SECÇÃO DE TEXTO:
Discorda do decidido quanto à prescrição das coimas o recorrente, imputando à sentença recorrida erro de julgamento, alegando que, contrariamente ao decidido, a instauração da execução constitui facto interruptivo da prescrição da coima – e citando JORGE LOPES DE SOUSA e SIMAS SANTOS, bem como o Acórdão do TCA Sul de 28/11/2013, rec. n.º 06953/13 em apoio da sua alegação – e bem assim que ocorreram factos suspensivos da prescrição da coima que o tribunal “a quo” devia ter indagado oficiosamente, pois que os processos executivos encontram-se suspensos desde Fevereiro de 2012, primeiro pela existência de hipoteca de bens imóveis e, depois, pela prestação de garantia efetuada pelo executado e estatui a alínea a) e b) do artigo 30.º do RGIMOS que a prescrição da coima suspende-se durante o tempo em que, por força da lei, a execução não pode continuar a ter lugar ou em que a execução foi interrompida, daí que estando os processos executivos suspensos, a prescrição da coima está necessariamente suspensa, por força do artigo 30.º do RGIMOS, invocando em abono da sua alegação o decidido por este STA em Acórdão de 30 de Maio de 2012, rec. n.º 514/12.

INFORMAÇÃO APRESENTADA:

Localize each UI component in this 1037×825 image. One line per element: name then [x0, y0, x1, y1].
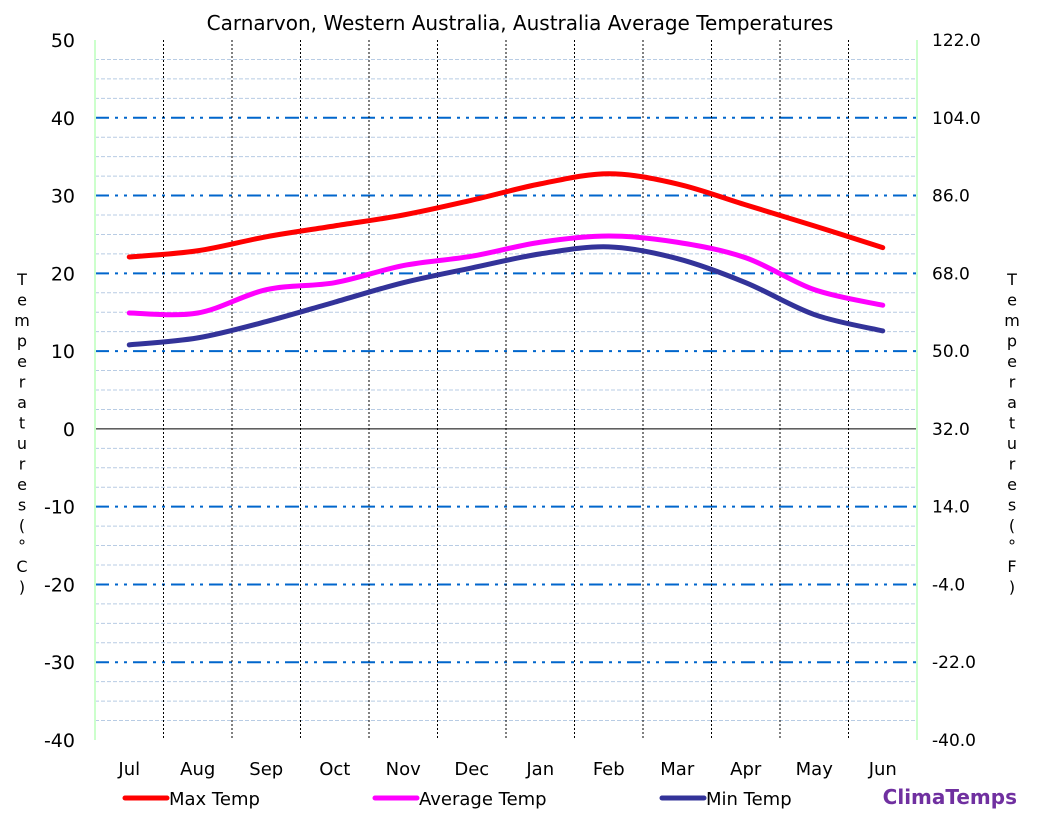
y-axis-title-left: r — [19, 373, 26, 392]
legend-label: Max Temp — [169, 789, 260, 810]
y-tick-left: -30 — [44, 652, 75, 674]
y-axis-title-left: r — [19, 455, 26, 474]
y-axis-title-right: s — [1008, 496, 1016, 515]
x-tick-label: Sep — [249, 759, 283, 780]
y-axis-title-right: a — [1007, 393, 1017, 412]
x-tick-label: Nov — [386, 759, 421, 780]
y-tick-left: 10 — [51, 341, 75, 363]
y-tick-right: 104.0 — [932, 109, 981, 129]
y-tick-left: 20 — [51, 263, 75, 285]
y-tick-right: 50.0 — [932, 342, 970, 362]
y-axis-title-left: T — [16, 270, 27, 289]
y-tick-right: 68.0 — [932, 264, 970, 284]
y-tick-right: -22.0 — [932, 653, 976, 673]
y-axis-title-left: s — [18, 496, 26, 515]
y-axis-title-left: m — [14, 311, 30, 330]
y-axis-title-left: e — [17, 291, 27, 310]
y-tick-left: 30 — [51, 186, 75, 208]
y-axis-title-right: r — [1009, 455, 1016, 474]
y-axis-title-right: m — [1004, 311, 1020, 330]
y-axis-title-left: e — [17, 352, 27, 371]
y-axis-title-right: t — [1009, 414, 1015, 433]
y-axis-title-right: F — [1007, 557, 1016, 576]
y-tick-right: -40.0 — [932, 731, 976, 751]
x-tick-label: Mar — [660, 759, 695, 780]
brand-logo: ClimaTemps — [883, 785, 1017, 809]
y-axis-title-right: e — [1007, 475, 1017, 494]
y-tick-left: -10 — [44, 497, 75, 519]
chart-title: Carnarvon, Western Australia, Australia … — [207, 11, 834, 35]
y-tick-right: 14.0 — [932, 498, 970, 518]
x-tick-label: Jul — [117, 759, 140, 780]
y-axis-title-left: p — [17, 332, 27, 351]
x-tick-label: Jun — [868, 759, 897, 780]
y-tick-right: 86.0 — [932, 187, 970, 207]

ENUNCIADO A: Indique se cada afirmação está de acordo com o excerto sobre a prescrição das coimas, respondendo sim ou não e citando as palavras decisivas do excerto. (i) O recorrente sustenta que a instauração da execução interrompe a prescrição da coima. (ii) Segundo o recorrente, os processos executivos estão suspensos desde Fevereiro de 2013. (iii) O recorrente concorda com a sentença recorrida quanto à prescrição das coimas.
ENUNCIADO B: Segundo o excerto, qual foi a primeira causa invocada para a suspensão dos processos executivos?
Os registos não têm qualquer relação com o excerto.

RESOLUÇÃO COMENTADA A:
(i) Sim: "a instauração da execução constitui facto interruptivo da prescrição da coima".
(ii) Não: "os processos executivos encontram-se suspensos desde Fevereiro de 2012".
(iii) Não: "Discorda do decidido quanto à prescrição das coimas o recorrente".

RESOLUÇÃO COMENTADA B: A existência de hipoteca de bens imóveis.